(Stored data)

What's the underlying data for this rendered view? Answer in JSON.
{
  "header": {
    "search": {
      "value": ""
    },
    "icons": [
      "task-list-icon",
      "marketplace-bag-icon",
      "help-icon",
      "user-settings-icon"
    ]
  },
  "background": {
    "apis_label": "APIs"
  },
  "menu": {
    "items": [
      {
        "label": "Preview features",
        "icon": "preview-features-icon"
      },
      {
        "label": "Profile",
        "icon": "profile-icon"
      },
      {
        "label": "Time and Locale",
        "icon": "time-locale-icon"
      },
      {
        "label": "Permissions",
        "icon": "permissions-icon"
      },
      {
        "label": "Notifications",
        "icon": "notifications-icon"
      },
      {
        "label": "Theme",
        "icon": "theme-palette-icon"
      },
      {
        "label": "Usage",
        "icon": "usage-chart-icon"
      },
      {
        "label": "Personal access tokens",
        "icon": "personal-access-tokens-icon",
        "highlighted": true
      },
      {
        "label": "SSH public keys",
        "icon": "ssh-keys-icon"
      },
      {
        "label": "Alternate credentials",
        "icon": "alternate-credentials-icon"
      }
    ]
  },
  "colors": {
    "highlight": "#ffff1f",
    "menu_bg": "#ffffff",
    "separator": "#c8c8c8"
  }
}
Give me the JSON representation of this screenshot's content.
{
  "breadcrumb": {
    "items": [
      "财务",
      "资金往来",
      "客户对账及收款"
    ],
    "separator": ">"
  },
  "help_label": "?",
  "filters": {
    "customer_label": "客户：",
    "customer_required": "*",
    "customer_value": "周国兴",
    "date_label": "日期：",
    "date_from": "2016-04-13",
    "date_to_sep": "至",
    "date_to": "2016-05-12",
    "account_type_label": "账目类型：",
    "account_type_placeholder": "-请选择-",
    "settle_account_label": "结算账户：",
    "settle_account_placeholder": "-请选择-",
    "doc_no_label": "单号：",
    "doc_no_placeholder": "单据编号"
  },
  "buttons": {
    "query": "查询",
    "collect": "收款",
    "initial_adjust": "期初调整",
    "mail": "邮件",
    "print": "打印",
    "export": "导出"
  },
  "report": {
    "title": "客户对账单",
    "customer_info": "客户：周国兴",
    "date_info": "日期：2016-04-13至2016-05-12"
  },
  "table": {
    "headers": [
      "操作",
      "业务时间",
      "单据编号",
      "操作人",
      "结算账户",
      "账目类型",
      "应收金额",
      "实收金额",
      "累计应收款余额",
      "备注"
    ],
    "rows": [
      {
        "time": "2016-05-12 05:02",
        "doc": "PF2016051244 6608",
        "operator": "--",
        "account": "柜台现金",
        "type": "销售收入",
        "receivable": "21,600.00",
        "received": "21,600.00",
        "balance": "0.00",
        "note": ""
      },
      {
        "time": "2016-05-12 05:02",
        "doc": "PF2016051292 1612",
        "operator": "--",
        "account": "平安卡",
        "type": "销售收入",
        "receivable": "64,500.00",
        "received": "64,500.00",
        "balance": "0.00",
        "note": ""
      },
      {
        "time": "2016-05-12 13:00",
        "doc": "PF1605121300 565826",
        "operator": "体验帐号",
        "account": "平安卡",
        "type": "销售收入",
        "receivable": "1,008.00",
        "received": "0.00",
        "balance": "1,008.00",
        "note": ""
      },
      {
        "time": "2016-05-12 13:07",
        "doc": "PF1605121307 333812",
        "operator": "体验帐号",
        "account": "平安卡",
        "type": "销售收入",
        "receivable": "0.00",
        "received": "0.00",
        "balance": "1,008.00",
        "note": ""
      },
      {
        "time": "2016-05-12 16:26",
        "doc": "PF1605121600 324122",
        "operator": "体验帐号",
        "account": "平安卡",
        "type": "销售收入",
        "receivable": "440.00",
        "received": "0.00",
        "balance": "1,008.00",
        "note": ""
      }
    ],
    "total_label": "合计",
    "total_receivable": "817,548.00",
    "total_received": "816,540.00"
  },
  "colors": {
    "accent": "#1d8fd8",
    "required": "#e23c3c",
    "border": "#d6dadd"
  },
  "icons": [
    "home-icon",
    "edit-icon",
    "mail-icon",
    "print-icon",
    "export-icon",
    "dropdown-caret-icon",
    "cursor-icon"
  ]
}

Objective =
Each line of the material above must be retyped precisely.

Response to this exercise =
What's the underlying data for this rendered view? Answer in JSON.
{
  "header": {
    "search": {
      "value": ""
    },
    "icons": [
      "task-list-icon",
      "marketplace-bag-icon",
      "help-icon",
      "user-settings-icon"
    ]
  },
  "background": {
    "apis_label": "APIs"
  },
  "menu": {
    "items": [
      {
        "label": "Preview features",
        "icon": "preview-features-icon"
      },
      {
        "label": "Profile",
        "icon": "profile-icon"
      },
      {
        "label": "Time and Locale",
        "icon": "time-locale-icon"
      },
      {
        "label": "Permissions",
        "icon": "permissions-icon"
      },
      {
        "label": "Notifications",
        "icon": "notifications-icon"
      },
      {
        "label": "Theme",
        "icon": "theme-palette-icon"
      },
      {
        "label": "Usage",
        "icon": "usage-chart-icon"
      },
      {
        "label": "Personal access tokens",
        "icon": "personal-access-tokens-icon",
        "highlighted": true
      },
      {
        "label": "SSH public keys",
        "icon": "ssh-keys-icon"
      },
      {
        "label": "Alternate credentials",
        "icon": "alternate-credentials-icon"
      }
    ]
  },
  "colors": {
    "highlight": "#ffff1f",
    "menu_bg": "#ffffff",
    "separator": "#c8c8c8"
  }
}
Give me the JSON representation of this screenshot's content.
{
  "breadcrumb": {
    "items": [
      "财务",
      "资金往来",
      "客户对账及收款"
    ],
    "separator": ">"
  },
  "help_label": "?",
  "filters": {
    "customer_label": "客户：",
    "customer_required": "*",
    "customer_value": "周国兴",
    "date_label": "日期：",
    "date_from": "2016-04-13",
    "date_to_sep": "至",
    "date_to": "2016-05-12",
    "account_type_label": "账目类型：",
    "account_type_placeholder": "-请选择-",
    "settle_account_label": "结算账户：",
    "settle_account_placeholder": "-请选择-",
    "doc_no_label": "单号：",
    "doc_no_placeholder": "单据编号"
  },
  "buttons": {
    "query": "查询",
    "collect": "收款",
    "initial_adjust": "期初调整",
    "mail": "邮件",
    "print": "打印",
    "export": "导出"
  },
  "report": {
    "title": "客户对账单",
    "customer_info": "客户：周国兴",
    "date_info": "日期：2016-04-13至2016-05-12"
  },
  "table": {
    "headers": [
      "操作",
      "业务时间",
      "单据编号",
      "操作人",
      "结算账户",
      "账目类型",
      "应收金额",
      "实收金额",
      "累计应收款余额",
      "备注"
    ],
    "rows": [
      {
        "time": "2016-05-12 05:02",
        "doc": "PF2016051244 6608",
        "operator": "--",
        "account": "柜台现金",
        "type": "销售收入",
        "receivable": "21,600.00",
        "received": "21,600.00",
        "balance": "0.00",
        "note": ""
      },
      {
        "time": "2016-05-12 05:02",
        "doc": "PF2016051292 1612",
        "operator": "--",
        "account": "平安卡",
        "type": "销售收入",
        "receivable": "64,500.00",
        "received": "64,500.00",
        "balance": "0.00",
        "note": ""
      },
      {
        "time": "2016-05-12 13:00",
        "doc": "PF1605121300 565826",
        "operator": "体验帐号",
        "account": "平安卡",
        "type": "销售收入",
        "receivable": "1,008.00",
        "received": "0.00",
        "balance": "1,008.00",
        "note": ""
      },
      {
        "time": "2016-05-12 13:07",
        "doc": "PF1605121307 333812",
        "operator": "体验帐号",
        "account": "平安卡",
        "type": "销售收入",
        "receivable": "0.00",
        "received": "0.00",
        "balance": "1,008.00",
        "note": ""
      },
      {
        "time": "2016-05-12 16:26",
        "doc": "PF1605121600 324122",
        "operator": "体验帐号",
        "account": "平安卡",
        "type": "销售收入",
        "receivable": "440.00",
        "received": "0.00",
        "balance": "1,008.00",
        "note": ""
      }
    ],
    "total_label": "合计",
    "total_receivable": "817,548.00",
    "total_received": "816,540.00"
  },
  "colors": {
    "accent": "#1d8fd8",
    "required": "#e23c3c",
    "border": "#d6dadd"
  },
  "icons": [
    "home-icon",
    "edit-icon",
    "mail-icon",
    "print-icon",
    "export-icon",
    "dropdown-caret-icon",
    "cursor-icon"
  ]
}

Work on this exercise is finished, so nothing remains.